What to work on: Output every line below exactly.

+ + + + + + +

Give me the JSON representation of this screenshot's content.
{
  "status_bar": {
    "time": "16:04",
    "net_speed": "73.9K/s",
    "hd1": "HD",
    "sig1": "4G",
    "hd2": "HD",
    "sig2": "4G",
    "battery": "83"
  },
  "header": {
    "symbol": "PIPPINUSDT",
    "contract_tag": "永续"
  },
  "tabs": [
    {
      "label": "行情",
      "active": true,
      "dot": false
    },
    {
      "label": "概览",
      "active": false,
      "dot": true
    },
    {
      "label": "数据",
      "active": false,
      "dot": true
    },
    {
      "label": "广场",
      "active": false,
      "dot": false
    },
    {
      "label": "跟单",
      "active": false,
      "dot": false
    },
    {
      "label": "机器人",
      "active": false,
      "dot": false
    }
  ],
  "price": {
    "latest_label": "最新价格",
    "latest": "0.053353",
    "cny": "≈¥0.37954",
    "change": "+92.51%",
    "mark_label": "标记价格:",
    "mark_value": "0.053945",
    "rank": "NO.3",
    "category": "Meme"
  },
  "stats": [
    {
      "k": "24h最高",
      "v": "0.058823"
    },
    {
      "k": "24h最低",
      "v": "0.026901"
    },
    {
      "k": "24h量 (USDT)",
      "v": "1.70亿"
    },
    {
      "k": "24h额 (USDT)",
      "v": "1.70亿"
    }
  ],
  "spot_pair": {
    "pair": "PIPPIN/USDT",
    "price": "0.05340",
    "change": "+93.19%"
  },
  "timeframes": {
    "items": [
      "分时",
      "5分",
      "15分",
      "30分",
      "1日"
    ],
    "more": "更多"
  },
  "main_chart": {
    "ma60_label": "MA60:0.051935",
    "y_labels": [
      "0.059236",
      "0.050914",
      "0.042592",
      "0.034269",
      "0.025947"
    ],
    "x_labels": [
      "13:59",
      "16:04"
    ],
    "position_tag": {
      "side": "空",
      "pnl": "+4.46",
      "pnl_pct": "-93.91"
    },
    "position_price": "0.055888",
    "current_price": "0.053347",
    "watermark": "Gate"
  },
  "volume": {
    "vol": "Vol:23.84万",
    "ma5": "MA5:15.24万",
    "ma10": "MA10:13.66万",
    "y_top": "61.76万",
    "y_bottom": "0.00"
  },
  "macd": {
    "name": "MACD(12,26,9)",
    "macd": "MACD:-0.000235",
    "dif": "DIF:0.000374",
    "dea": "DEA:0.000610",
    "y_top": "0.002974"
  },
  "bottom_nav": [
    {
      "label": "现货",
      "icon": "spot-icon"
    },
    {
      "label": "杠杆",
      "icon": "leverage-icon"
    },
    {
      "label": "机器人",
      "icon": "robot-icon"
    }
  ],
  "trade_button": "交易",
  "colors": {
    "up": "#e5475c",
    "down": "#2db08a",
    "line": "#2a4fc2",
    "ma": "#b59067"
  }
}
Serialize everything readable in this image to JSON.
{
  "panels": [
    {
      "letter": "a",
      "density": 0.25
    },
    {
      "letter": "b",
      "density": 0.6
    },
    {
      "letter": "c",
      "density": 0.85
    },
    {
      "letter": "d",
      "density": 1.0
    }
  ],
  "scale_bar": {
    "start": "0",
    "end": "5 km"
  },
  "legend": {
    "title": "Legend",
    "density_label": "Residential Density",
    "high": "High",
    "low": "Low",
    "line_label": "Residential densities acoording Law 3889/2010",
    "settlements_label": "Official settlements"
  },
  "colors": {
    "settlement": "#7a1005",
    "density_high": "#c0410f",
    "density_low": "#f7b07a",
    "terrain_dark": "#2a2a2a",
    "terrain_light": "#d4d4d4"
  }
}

+ + + + + + +

Output below:
Give me the JSON representation of this screenshot's content.
{
  "status_bar": {
    "time": "16:04",
    "net_speed": "73.9K/s",
    "hd1": "HD",
    "sig1": "4G",
    "hd2": "HD",
    "sig2": "4G",
    "battery": "83"
  },
  "header": {
    "symbol": "PIPPINUSDT",
    "contract_tag": "永续"
  },
  "tabs": [
    {
      "label": "行情",
      "active": true,
      "dot": false
    },
    {
      "label": "概览",
      "active": false,
      "dot": true
    },
    {
      "label": "数据",
      "active": false,
      "dot": true
    },
    {
      "label": "广场",
      "active": false,
      "dot": false
    },
    {
      "label": "跟单",
      "active": false,
      "dot": false
    },
    {
      "label": "机器人",
      "active": false,
      "dot": false
    }
  ],
  "price": {
    "latest_label": "最新价格",
    "latest": "0.053353",
    "cny": "≈¥0.37954",
    "change": "+92.51%",
    "mark_label": "标记价格:",
    "mark_value": "0.053945",
    "rank": "NO.3",
    "category": "Meme"
  },
  "stats": [
    {
      "k": "24h最高",
      "v": "0.058823"
    },
    {
      "k": "24h最低",
      "v": "0.026901"
    },
    {
      "k": "24h量 (USDT)",
      "v": "1.70亿"
    },
    {
      "k": "24h额 (USDT)",
      "v": "1.70亿"
    }
  ],
  "spot_pair": {
    "pair": "PIPPIN/USDT",
    "price": "0.05340",
    "change": "+93.19%"
  },
  "timeframes": {
    "items": [
      "分时",
      "5分",
      "15分",
      "30分",
      "1日"
    ],
    "more": "更多"
  },
  "main_chart": {
    "ma60_label": "MA60:0.051935",
    "y_labels": [
      "0.059236",
      "0.050914",
      "0.042592",
      "0.034269",
      "0.025947"
    ],
    "x_labels": [
      "13:59",
      "16:04"
    ],
    "position_tag": {
      "side": "空",
      "pnl": "+4.46",
      "pnl_pct": "-93.91"
    },
    "position_price": "0.055888",
    "current_price": "0.053347",
    "watermark": "Gate"
  },
  "volume": {
    "vol": "Vol:23.84万",
    "ma5": "MA5:15.24万",
    "ma10": "MA10:13.66万",
    "y_top": "61.76万",
    "y_bottom": "0.00"
  },
  "macd": {
    "name": "MACD(12,26,9)",
    "macd": "MACD:-0.000235",
    "dif": "DIF:0.000374",
    "dea": "DEA:0.000610",
    "y_top": "0.002974"
  },
  "bottom_nav": [
    {
      "label": "现货",
      "icon": "spot-icon"
    },
    {
      "label": "杠杆",
      "icon": "leverage-icon"
    },
    {
      "label": "机器人",
      "icon": "robot-icon"
    }
  ],
  "trade_button": "交易",
  "colors": {
    "up": "#e5475c",
    "down": "#2db08a",
    "line": "#2a4fc2",
    "ma": "#b59067"
  }
}
Serialize everything readable in this image to JSON.
{
  "panels": [
    {
      "letter": "a",
      "density": 0.25
    },
    {
      "letter": "b",
      "density": 0.6
    },
    {
      "letter": "c",
      "density": 0.85
    },
    {
      "letter": "d",
      "density": 1.0
    }
  ],
  "scale_bar": {
    "start": "0",
    "end": "5 km"
  },
  "legend": {
    "title": "Legend",
    "density_label": "Residential Density",
    "high": "High",
    "low": "Low",
    "line_label": "Residential densities acoording Law 3889/2010",
    "settlements_label": "Official settlements"
  },
  "colors": {
    "settlement": "#7a1005",
    "density_high": "#c0410f",
    "density_low": "#f7b07a",
    "terrain_dark": "#2a2a2a",
    "terrain_light": "#d4d4d4"
  }
}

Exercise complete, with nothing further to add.